Sayın Dinliyenlerim!

Bu konuşmamda sizlere, bir bölünüzün iş yerinin bulunduğu, bir çoğunuzun haftada bir kaç defa, yaya veya araçla içinden geçtiği Arasa’dan bahsetmek istiyorum.

Belki aranızda (canım efendim Arasa’nında nesi anlatılır) diyenler bulunacaktır. Böyle diyenlerin kanılarına saygı duyarım. Amma, ben bu fikirde değilim. Çünkü, Antep şehrini kalın ciltli bir kitaba benzetirsek Arasa bunun önemli bir bahsidir. Gaziantep sözü nasıl fıstığımızı, sağlam havamızı, Millî Mücadeledeki harika savunmamızı akla getirirse; Arasa’yı da hatırlatır.

Arasa, bir zamanlar Gaziantep Ticarî ve İktisadî yaşantısının kalbi idi. Bütün sanat ve ticaret erbabı ya burada, ya yakınında toplanmıştır. Bugün her ne kadar eskisi kadar tekelciliği kalmamış ise de, yinede alış veriş piyasasının en oynak yerlerinden biri olmakta devam ediyor.

Arasa denince aklımıza çeşitli iş kollarına ait yüzlerce dükkânla, hanlar, bedestenler, anbarlar, ardiyeler, ahırlar, meydanlar, sokaklar, geçitler, arı kovanı gibi kaynaşan insanlar gelir. Müşteri çağıran satımlar, dellâllar, hamallar sıra sıra mahra dediğimiz sandıklar, tablalar, çuvallar gözlerimizde şekillenir. Bir zamanlar bu canlı ve cansız kalabalığın içine yük ve binek hayvanları da katılırdı. Sonraları bunların arasına araba ve otomobiller de karıştı.

## Gösterilen Kayıtlar:

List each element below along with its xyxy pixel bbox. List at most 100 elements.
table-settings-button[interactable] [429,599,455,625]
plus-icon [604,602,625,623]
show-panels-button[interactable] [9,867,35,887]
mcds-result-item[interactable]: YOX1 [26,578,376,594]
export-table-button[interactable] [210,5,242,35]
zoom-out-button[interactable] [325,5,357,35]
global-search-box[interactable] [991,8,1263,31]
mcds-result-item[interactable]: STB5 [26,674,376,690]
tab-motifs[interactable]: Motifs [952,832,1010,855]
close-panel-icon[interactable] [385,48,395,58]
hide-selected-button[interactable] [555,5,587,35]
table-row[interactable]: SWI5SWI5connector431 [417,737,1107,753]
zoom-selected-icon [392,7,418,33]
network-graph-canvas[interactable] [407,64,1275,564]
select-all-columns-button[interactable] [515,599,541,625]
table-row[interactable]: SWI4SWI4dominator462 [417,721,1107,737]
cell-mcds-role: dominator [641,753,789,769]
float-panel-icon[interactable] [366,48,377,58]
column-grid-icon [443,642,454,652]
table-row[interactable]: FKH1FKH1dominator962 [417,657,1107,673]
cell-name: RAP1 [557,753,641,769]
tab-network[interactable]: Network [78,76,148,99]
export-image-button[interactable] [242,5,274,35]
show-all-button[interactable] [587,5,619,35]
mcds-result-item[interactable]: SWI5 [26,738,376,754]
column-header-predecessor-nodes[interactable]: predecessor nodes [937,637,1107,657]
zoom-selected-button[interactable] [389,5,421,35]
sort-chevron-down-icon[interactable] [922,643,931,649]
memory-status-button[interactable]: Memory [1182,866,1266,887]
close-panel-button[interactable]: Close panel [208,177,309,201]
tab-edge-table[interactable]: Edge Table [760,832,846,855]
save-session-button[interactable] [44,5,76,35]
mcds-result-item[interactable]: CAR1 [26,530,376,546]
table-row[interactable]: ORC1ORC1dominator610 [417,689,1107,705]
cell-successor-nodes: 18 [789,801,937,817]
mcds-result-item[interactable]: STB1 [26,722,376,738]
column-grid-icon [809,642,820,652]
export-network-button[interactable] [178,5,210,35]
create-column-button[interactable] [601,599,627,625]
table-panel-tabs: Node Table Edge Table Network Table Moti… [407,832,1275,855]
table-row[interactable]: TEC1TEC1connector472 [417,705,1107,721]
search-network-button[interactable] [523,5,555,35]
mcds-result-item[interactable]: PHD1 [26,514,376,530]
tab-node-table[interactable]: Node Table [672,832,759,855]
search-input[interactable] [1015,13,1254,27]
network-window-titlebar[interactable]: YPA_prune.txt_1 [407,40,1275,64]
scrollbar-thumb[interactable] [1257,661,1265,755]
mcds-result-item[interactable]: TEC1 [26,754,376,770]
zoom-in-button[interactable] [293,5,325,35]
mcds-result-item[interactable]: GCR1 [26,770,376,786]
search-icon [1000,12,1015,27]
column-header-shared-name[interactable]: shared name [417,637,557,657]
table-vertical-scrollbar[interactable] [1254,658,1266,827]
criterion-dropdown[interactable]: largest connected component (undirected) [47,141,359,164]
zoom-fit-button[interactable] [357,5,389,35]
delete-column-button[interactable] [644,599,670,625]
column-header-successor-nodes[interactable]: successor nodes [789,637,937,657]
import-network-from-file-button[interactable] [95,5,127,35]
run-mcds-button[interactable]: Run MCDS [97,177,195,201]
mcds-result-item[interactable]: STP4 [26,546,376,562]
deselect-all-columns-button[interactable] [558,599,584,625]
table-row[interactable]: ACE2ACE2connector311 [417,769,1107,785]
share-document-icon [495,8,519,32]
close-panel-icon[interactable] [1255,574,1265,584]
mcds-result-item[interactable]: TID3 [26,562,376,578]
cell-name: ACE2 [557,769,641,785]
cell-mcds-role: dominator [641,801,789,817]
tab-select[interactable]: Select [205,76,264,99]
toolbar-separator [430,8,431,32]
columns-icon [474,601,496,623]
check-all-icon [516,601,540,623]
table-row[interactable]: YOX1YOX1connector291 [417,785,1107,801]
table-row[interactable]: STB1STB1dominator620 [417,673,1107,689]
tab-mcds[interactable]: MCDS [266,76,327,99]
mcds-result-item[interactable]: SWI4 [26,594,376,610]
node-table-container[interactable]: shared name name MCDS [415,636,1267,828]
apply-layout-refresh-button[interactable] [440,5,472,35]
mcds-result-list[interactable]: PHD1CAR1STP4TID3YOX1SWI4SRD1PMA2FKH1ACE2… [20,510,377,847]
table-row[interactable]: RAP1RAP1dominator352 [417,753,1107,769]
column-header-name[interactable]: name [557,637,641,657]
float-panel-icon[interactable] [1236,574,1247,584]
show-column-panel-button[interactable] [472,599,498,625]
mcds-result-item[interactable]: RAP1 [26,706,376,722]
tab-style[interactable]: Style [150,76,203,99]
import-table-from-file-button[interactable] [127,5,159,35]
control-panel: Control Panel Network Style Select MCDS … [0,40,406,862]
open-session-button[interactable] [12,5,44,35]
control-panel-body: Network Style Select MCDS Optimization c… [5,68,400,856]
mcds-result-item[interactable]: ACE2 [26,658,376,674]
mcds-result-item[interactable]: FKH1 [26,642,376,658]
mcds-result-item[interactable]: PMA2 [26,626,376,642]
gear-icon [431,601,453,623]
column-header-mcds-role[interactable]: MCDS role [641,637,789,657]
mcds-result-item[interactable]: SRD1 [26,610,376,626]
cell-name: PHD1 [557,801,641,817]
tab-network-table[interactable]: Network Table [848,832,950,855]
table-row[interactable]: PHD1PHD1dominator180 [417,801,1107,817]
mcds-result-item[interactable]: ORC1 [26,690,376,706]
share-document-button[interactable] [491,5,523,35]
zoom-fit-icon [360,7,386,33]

## Alıştırma Görevi 1:
Arasa metnindeki “Arasa, bir zamanlar Gaziantep Ticarî ve İktisadî yaşantısının kalbi idi.” cümlesini İngilizceye çevirin.
## Alıştırma Görevi 2:
Arasa metnine göre “Gaziantep” sözü akla hangi şeyleri getirir? Hepsini sıralayın.
## Alıştırma Görevi 3:
Arasa metnini kaldığı yerden sürdürün.
Kayıtlar, metinden ayrı, kendi başına bir malzemedir.

## Nihai Sonuç 1:
Arasa was once the heart of Gaziantep's commercial and economic life.

## Nihai Sonuç 2:
- fıstığımız
- sağlam havamız
- Millî Mücadeledeki harika savunmamız
- Arasa

## Nihai Sonuç 3:
Kürkçü, Tuz, Mecidiye, Tütün, Buğday, Şeker ve Belediye Hanlariyle Tekke, Hacı Nasır, Karatarla, Haci Veli, Hüseyin Paşa, Boyacı Camileri Arasa’nın ya çerçevesi içinde, ya sınırındadır.

Arasa şehrin orta yeri sayılır. Dört yandan gelen cadde ve sokaklar burada birleşip ayrılırlar. Bir zamanlar Arasa, iş bölümlerine göre sıralanıp, meslek adiyle Pazar kelimesinden meydana gelmiş, birleşik adlı kısımlar gösterirdi. Bu gün birleşik adlardan Hudarcı Pazarı, Direkci, Elmacı, Hasırcı, Kunduracı, Kavaf, Harat, Avrat Pazarlarının yalnız isimleri yaşamaktadır.

Çocukken dinlediğimiz bazı masallarda hikâyenin kahramanlarından biri olan kız, sevgilisi padişah oğlu uyurken karnında bir kilit görüp, açtığı; içine girerek burada yukarda saydığımız pazarlardan sanat kollarına ait dükkânların sıralandığını gördüğü anlatılırdı. İşte masal bu bölüme geldiği vakit gözlerimin önünde Arasa canlanırdı.

Arasa bundan 150 yıl önce bu günkü halinden hayli farklıydı. Kurtuluş Savaşından önce Hacı Nasır Camii’nin kuzey doğu köşesinde içi ve çevresi kara taşlarla döşeli bir kastel yani havuz vardı. Kamalak Zade Hüseyin Ağa’nın yaptırdığı cami 1227 yılında Bıçkıcı Haci Osman Ağa tarafından genişletilip, yaptırıldıkdan sonra oğlu Haci Mehmet Ağa da sözü geçen kasteli yaptırmıştır. Şimdiki çeşme de mutasarrıf Talat Bey zamanında yapılarak mermere kazılmış kitabesi de kendi tarafından yazılmıştır.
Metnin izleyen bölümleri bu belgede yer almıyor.